**Prompt:** Transcribe the entries that follow exactly as they appear, minus pictures.

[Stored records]
>> BEGIN

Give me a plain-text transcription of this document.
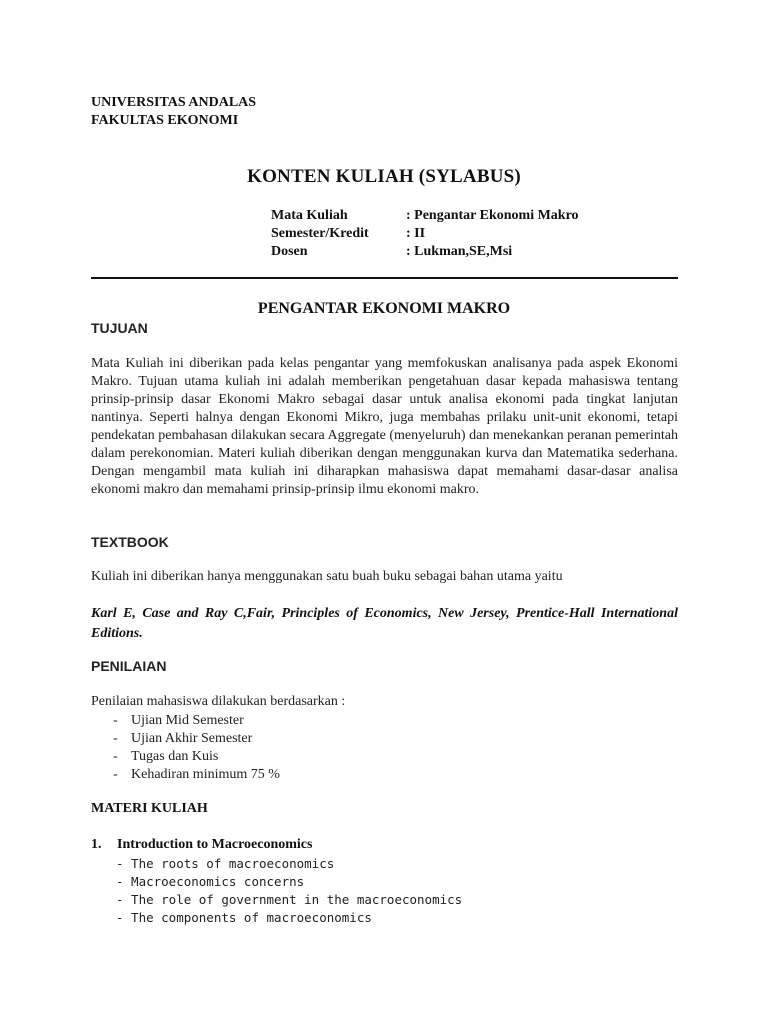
UNIVERSITAS ANDALAS
FAKULTAS EKONOMI
KONTEN KULIAH (SYLABUS)
Mata Kuliah	: Pengantar Ekonomi Makro
Semester/Kredit	: II
Dosen	: Lukman,SE,Msi
PENGANTAR EKONOMI MAKRO
TUJUAN
Mata Kuliah ini diberikan pada kelas pengantar yang memfokuskan analisanya pada aspek Ekonomi Makro. Tujuan utama kuliah ini adalah memberikan pengetahuan dasar kepada mahasiswa tentang prinsip-prinsip dasar Ekonomi Makro sebagai dasar untuk analisa ekonomi pada tingkat lanjutan nantinya. Seperti halnya dengan Ekonomi Mikro, juga membahas prilaku unit-unit ekonomi, tetapi pendekatan pembahasan dilakukan secara Aggregate (menyeluruh) dan menekankan peranan pemerintah dalam perekonomian. Materi kuliah diberikan dengan menggunakan kurva dan Matematika sederhana. Dengan mengambil mata kuliah ini diharapkan mahasiswa dapat memahami dasar-dasar analisa ekonomi makro dan memahami prinsip-prinsip ilmu ekonomi makro.
TEXTBOOK
Kuliah ini diberikan hanya menggunakan satu buah buku sebagai bahan utama yaitu
Karl E, Case and Ray C,Fair, Principles of Economics, New Jersey, Prentice-Hall International Editions.
PENILAIAN
Penilaian mahasiswa dilakukan berdasarkan :
- Ujian Mid Semester
- Ujian Akhir Semester
- Tugas dan Kuis
- Kehadiran minimum 75 %
MATERI KULIAH
1. Introduction to Macroeconomics
- The roots of macroeconomics
- Macroeconomics concerns
- The role of government in the macroeconomics
- The components of macroeconomics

>> END

**Exercise result:**
Give me a plain-text transcription of this document.
UNIVERSITAS ANDALAS
FAKULTAS EKONOMI
KONTEN KULIAH (SYLABUS)
Mata Kuliah	: Pengantar Ekonomi Makro
Semester/Kredit	: II
Dosen	: Lukman,SE,Msi
PENGANTAR EKONOMI MAKRO
TUJUAN
Mata Kuliah ini diberikan pada kelas pengantar yang memfokuskan analisanya pada aspek Ekonomi Makro. Tujuan utama kuliah ini adalah memberikan pengetahuan dasar kepada mahasiswa tentang prinsip-prinsip dasar Ekonomi Makro sebagai dasar untuk analisa ekonomi pada tingkat lanjutan nantinya. Seperti halnya dengan Ekonomi Mikro, juga membahas prilaku unit-unit ekonomi, tetapi pendekatan pembahasan dilakukan secara Aggregate (menyeluruh) dan menekankan peranan pemerintah dalam perekonomian. Materi kuliah diberikan dengan menggunakan kurva dan Matematika sederhana. Dengan mengambil mata kuliah ini diharapkan mahasiswa dapat memahami dasar-dasar analisa ekonomi makro dan memahami prinsip-prinsip ilmu ekonomi makro.
TEXTBOOK
Kuliah ini diberikan hanya menggunakan satu buah buku sebagai bahan utama yaitu
Karl E, Case and Ray C,Fair, Principles of Economics, New Jersey, Prentice-Hall International Editions.
PENILAIAN
Penilaian mahasiswa dilakukan berdasarkan :
- Ujian Mid Semester
- Ujian Akhir Semester
- Tugas dan Kuis
- Kehadiran minimum 75 %
MATERI KULIAH
1. Introduction to Macroeconomics
- The roots of macroeconomics
- Macroeconomics concerns
- The role of government in the macroeconomics
- The components of macroeconomics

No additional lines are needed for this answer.